— Directions for this task —
Copy every line from the material below that holds "وانما".

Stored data
==*==

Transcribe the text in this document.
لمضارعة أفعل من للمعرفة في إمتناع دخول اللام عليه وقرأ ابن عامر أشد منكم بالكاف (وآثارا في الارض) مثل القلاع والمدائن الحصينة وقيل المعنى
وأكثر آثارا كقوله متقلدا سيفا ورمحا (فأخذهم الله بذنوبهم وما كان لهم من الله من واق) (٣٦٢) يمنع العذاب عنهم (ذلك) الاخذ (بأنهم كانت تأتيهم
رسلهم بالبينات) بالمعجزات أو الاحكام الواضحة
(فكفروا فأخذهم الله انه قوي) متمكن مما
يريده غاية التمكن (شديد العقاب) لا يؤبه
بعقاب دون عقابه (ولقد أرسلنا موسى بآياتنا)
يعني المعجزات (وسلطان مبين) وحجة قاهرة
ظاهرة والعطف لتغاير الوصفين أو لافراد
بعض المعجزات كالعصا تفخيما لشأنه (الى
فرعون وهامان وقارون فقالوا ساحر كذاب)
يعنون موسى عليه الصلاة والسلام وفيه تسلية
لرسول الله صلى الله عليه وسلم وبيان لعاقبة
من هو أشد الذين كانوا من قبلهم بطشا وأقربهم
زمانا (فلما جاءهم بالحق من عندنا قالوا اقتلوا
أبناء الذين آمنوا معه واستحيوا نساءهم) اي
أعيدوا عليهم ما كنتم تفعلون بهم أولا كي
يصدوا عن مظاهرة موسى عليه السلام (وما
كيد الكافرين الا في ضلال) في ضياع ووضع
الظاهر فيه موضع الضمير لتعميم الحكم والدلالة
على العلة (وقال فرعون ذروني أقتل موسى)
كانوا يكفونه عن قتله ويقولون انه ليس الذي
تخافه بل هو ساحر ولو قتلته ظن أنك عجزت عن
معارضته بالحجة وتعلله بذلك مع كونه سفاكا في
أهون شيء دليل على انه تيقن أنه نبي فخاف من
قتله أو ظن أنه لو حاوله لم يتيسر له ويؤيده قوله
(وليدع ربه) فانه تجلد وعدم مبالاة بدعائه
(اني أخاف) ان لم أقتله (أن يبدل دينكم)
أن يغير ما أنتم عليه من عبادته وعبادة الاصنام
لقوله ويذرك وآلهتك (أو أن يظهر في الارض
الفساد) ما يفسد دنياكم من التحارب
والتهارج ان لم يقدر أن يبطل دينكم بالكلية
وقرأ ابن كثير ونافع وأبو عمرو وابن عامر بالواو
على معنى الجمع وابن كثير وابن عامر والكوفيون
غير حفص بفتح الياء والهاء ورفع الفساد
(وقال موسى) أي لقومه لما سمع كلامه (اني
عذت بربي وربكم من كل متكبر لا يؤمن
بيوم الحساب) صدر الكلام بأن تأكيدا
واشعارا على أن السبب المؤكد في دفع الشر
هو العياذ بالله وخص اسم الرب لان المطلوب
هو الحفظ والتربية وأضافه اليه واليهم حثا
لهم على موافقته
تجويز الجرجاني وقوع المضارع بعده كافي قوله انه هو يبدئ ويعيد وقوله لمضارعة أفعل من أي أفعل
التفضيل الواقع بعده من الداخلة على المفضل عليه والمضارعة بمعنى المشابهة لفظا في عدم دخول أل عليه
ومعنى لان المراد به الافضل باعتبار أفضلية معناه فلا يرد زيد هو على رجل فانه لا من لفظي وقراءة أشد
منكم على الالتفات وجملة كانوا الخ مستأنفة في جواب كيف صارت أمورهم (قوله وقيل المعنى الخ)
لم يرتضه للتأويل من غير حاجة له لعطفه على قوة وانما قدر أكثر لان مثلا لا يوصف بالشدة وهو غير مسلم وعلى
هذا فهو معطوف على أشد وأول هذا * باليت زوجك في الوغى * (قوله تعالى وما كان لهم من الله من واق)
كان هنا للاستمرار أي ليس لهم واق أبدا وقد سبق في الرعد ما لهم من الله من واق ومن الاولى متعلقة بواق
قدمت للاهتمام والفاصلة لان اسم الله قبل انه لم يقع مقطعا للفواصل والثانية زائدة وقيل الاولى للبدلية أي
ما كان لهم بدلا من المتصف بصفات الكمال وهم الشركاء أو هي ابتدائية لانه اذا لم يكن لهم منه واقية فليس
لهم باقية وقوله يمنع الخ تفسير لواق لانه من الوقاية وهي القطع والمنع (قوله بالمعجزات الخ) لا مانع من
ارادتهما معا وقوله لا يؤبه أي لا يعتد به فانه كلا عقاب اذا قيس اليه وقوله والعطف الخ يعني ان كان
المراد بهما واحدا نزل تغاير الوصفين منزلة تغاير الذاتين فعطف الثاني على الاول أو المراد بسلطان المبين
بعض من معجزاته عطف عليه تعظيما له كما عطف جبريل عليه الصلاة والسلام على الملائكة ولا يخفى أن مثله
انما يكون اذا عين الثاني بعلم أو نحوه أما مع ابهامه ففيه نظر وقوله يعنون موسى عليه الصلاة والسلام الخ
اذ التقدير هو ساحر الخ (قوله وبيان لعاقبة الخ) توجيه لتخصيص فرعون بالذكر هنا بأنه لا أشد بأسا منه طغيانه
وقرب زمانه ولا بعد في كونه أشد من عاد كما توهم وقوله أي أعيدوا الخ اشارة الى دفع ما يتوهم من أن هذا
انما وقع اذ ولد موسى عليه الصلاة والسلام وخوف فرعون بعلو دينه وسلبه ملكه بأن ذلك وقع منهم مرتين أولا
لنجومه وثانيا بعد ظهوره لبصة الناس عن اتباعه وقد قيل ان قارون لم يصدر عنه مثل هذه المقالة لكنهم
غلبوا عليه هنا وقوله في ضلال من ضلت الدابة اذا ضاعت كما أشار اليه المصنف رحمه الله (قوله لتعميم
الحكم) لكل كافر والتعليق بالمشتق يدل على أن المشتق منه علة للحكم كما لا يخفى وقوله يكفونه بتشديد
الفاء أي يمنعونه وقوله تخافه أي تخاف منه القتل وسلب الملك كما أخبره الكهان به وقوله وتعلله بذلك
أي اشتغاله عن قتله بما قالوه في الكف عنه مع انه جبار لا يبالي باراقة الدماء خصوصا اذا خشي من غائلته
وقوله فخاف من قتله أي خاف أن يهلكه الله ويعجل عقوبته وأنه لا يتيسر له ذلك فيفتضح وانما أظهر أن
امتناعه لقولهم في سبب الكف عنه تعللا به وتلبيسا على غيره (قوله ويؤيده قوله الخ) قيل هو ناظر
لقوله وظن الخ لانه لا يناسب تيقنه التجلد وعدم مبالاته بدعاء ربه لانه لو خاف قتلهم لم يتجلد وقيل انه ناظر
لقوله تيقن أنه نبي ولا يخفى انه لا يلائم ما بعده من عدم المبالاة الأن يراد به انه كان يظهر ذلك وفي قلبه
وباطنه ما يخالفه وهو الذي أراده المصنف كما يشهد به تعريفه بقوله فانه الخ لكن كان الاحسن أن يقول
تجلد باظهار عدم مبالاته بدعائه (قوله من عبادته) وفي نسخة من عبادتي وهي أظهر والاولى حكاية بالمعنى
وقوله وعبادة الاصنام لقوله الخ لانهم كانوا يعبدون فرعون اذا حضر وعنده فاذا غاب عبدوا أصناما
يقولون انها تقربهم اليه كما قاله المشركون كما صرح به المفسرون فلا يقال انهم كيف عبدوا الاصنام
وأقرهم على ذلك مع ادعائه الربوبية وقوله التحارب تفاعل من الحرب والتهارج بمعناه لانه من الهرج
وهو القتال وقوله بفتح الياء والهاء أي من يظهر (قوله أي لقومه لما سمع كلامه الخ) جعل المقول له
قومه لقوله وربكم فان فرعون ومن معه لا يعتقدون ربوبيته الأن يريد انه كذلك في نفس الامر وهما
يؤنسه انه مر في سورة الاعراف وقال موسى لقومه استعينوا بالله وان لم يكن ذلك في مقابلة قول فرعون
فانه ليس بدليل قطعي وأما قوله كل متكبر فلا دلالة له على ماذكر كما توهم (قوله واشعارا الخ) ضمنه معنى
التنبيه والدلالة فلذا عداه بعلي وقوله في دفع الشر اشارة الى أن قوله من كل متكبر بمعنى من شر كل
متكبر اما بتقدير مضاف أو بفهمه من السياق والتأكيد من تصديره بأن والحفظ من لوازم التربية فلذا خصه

==*==

— Reply to the exercise —
لم يرتضه للتأويل من غير حاجة له لعطفه على قوة وانما قدر أكثر لان مثلا لا يوصف بالشدة وهو غير مسلم وعلى
وقوله فخاف من قتله أي خاف أن يهلكه الله ويعجل عقوبته وأنه لا يتيسر له ذلك فيفتضح وانما أظهر أن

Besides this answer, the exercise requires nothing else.